*** Records for this task
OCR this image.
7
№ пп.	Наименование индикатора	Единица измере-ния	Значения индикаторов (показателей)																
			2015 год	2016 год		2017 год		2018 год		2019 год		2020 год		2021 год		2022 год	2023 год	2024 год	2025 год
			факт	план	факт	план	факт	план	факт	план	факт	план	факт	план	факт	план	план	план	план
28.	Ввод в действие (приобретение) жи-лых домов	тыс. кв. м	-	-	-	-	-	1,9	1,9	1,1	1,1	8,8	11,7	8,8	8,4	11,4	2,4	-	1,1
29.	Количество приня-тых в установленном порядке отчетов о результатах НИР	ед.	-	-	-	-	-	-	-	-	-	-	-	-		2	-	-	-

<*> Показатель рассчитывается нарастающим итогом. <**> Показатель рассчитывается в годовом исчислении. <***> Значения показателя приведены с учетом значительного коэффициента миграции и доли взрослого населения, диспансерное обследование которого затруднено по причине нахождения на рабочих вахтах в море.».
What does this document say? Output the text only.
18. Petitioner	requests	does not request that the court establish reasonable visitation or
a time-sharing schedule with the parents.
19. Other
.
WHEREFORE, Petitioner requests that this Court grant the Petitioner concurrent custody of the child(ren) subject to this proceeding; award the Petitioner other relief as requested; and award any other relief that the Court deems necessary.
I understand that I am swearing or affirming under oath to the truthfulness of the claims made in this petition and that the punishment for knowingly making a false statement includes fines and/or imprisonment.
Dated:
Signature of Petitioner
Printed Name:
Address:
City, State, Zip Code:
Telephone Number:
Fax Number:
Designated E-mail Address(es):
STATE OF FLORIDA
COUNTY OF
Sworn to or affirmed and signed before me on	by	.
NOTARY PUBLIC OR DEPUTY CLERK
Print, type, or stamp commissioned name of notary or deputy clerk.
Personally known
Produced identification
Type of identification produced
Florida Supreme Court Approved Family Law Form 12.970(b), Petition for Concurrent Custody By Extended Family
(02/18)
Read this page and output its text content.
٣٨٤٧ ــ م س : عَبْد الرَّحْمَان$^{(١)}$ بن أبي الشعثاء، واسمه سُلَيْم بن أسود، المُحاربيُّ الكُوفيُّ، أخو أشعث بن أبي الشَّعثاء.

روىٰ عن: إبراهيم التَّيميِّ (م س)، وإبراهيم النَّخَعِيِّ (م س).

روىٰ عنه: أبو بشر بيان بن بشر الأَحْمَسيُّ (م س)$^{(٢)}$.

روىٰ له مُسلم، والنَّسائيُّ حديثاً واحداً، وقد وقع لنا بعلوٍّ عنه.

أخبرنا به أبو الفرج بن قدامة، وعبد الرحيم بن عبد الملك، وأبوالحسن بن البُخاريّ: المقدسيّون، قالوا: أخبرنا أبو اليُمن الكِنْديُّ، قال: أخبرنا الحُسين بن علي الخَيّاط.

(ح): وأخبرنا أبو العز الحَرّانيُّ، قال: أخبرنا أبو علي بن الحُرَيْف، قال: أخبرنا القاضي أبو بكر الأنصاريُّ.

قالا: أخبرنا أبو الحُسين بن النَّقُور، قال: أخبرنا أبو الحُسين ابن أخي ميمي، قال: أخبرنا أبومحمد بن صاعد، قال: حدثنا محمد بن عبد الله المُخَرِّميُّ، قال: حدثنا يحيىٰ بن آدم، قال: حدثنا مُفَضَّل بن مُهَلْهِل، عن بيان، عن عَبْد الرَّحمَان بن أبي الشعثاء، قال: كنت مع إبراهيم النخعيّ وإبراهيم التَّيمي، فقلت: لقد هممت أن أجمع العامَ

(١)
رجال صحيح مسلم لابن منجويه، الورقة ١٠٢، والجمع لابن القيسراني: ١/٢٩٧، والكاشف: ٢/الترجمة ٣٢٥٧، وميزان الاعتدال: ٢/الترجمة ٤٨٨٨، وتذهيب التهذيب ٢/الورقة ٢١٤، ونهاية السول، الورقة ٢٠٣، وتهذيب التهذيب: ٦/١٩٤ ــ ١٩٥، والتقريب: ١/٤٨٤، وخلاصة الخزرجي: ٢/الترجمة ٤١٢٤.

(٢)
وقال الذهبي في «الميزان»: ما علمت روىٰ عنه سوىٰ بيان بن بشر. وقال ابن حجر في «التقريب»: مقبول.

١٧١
******
**Aim of the task:** Reproduce every line of the listing above in which the string "identification" appears.

**Output of the exercise:**
Produced identification
Type of identification produced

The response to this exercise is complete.